**Data supplied:**
● ● ● ● ●

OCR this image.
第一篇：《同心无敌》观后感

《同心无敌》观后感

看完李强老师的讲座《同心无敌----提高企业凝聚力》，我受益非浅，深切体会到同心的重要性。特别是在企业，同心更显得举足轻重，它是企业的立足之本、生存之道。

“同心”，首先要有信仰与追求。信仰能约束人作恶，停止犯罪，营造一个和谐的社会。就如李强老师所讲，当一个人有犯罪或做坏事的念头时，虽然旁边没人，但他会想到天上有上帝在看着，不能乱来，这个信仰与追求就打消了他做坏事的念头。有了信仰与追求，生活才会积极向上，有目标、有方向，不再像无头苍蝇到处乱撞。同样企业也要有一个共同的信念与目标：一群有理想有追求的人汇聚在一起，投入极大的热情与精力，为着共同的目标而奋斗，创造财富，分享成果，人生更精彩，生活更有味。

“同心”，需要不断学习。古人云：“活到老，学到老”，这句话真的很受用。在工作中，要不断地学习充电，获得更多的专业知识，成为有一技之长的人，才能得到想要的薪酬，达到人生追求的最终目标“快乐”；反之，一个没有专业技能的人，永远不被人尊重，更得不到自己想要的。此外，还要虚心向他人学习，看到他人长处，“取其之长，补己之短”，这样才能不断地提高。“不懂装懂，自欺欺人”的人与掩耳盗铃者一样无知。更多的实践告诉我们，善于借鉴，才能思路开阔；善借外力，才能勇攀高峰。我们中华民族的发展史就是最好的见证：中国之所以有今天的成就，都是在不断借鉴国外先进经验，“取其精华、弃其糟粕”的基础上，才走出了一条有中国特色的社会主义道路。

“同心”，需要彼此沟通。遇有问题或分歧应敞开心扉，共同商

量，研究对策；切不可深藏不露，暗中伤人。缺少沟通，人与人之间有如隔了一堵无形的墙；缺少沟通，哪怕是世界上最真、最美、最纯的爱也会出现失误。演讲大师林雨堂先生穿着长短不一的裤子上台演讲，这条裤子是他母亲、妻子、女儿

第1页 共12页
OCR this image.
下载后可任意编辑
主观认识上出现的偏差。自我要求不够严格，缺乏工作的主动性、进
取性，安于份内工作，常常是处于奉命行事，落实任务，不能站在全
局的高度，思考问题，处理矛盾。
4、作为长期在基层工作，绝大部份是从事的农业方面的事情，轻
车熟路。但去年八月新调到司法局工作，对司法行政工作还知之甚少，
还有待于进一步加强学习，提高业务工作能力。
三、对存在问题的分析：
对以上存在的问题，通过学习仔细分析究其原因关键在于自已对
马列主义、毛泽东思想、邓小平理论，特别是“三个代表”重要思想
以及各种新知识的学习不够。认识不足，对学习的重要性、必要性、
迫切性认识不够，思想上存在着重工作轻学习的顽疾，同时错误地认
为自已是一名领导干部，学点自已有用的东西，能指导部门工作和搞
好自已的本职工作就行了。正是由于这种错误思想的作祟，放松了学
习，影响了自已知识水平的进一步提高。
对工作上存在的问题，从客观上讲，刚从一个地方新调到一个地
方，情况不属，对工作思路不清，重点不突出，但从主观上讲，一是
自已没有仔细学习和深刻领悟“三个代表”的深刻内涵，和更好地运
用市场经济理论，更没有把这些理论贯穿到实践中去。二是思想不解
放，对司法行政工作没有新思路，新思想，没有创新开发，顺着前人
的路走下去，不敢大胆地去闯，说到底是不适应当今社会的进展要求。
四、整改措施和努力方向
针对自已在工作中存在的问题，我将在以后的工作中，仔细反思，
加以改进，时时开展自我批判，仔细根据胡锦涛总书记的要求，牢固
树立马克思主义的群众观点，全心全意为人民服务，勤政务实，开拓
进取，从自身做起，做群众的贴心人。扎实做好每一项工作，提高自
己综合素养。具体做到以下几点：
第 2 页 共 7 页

● ● ● ● ●

**Objective:**
Where a line above contains the word "同心无敌", copy that line.

**Answer:**
第一篇：《同心无敌》观后感
《同心无敌》观后感
看完李强老师的讲座《同心无敌----提高企业凝聚力》，我受益非浅，深切体会到同心的重要性。特别是在企业，同心更显得举足轻重，它是企业的立足之本、生存之道。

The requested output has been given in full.